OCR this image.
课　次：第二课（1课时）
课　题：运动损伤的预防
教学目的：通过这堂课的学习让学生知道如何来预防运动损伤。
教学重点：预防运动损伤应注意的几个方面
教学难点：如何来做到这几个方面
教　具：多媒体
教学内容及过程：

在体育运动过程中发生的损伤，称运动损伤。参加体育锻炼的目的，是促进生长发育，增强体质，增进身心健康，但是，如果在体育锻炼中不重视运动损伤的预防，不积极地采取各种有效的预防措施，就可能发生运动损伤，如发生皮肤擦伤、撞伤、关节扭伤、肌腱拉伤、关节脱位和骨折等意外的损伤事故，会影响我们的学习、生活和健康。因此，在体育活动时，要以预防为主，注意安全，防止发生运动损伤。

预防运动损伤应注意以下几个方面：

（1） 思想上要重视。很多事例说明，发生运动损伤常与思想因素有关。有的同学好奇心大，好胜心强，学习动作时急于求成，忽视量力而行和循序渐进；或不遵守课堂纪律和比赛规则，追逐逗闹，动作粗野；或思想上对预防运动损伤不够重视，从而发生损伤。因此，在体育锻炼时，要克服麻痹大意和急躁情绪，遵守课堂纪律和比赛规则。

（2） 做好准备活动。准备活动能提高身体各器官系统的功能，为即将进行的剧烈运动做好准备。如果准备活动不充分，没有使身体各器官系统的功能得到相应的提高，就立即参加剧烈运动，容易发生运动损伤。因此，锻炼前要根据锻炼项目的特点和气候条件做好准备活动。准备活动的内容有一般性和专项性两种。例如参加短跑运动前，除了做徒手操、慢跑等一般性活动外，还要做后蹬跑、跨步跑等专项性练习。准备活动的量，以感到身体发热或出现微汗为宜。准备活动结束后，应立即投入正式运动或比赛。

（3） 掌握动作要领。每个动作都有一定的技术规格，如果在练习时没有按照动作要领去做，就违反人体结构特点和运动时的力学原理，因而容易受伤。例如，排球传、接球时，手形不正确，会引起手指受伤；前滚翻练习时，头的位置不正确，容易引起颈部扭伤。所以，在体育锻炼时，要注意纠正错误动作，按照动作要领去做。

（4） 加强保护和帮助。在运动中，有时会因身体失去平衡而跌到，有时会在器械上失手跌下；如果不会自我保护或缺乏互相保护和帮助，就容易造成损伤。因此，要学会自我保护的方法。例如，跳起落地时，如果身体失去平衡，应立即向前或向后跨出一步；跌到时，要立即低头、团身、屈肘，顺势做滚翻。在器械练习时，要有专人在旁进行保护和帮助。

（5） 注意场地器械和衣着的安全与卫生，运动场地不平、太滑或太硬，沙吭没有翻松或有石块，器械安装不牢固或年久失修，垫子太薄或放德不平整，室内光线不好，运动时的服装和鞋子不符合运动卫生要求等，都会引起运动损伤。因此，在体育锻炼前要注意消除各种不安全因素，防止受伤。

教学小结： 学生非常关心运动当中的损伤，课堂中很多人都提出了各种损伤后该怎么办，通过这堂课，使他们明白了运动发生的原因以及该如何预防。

□ □ □ □

* THE REQUEST: Quote the listing in full, please, keeping every line exact.

* FINAL RESULT:
OCR this image.
课　次：第二课（1课时）
课　题：运动损伤的预防
教学目的：通过这堂课的学习让学生知道如何来预防运动损伤。
教学重点：预防运动损伤应注意的几个方面
教学难点：如何来做到这几个方面
教　具：多媒体
教学内容及过程：

在体育运动过程中发生的损伤，称运动损伤。参加体育锻炼的目的，是促进生长发育，增强体质，增进身心健康，但是，如果在体育锻炼中不重视运动损伤的预防，不积极地采取各种有效的预防措施，就可能发生运动损伤，如发生皮肤擦伤、撞伤、关节扭伤、肌腱拉伤、关节脱位和骨折等意外的损伤事故，会影响我们的学习、生活和健康。因此，在体育活动时，要以预防为主，注意安全，防止发生运动损伤。

预防运动损伤应注意以下几个方面：

（1） 思想上要重视。很多事例说明，发生运动损伤常与思想因素有关。有的同学好奇心大，好胜心强，学习动作时急于求成，忽视量力而行和循序渐进；或不遵守课堂纪律和比赛规则，追逐逗闹，动作粗野；或思想上对预防运动损伤不够重视，从而发生损伤。因此，在体育锻炼时，要克服麻痹大意和急躁情绪，遵守课堂纪律和比赛规则。

（2） 做好准备活动。准备活动能提高身体各器官系统的功能，为即将进行的剧烈运动做好准备。如果准备活动不充分，没有使身体各器官系统的功能得到相应的提高，就立即参加剧烈运动，容易发生运动损伤。因此，锻炼前要根据锻炼项目的特点和气候条件做好准备活动。准备活动的内容有一般性和专项性两种。例如参加短跑运动前，除了做徒手操、慢跑等一般性活动外，还要做后蹬跑、跨步跑等专项性练习。准备活动的量，以感到身体发热或出现微汗为宜。准备活动结束后，应立即投入正式运动或比赛。

（3） 掌握动作要领。每个动作都有一定的技术规格，如果在练习时没有按照动作要领去做，就违反人体结构特点和运动时的力学原理，因而容易受伤。例如，排球传、接球时，手形不正确，会引起手指受伤；前滚翻练习时，头的位置不正确，容易引起颈部扭伤。所以，在体育锻炼时，要注意纠正错误动作，按照动作要领去做。

（4） 加强保护和帮助。在运动中，有时会因身体失去平衡而跌到，有时会在器械上失手跌下；如果不会自我保护或缺乏互相保护和帮助，就容易造成损伤。因此，要学会自我保护的方法。例如，跳起落地时，如果身体失去平衡，应立即向前或向后跨出一步；跌到时，要立即低头、团身、屈肘，顺势做滚翻。在器械练习时，要有专人在旁进行保护和帮助。

（5） 注意场地器械和衣着的安全与卫生，运动场地不平、太滑或太硬，沙吭没有翻松或有石块，器械安装不牢固或年久失修，垫子太薄或放德不平整，室内光线不好，运动时的服装和鞋子不符合运动卫生要求等，都会引起运动损伤。因此，在体育锻炼前要注意消除各种不安全因素，防止受伤。

教学小结： 学生非常关心运动当中的损伤，课堂中很多人都提出了各种损伤后该怎么办，通过这堂课，使他们明白了运动发生的原因以及该如何预防。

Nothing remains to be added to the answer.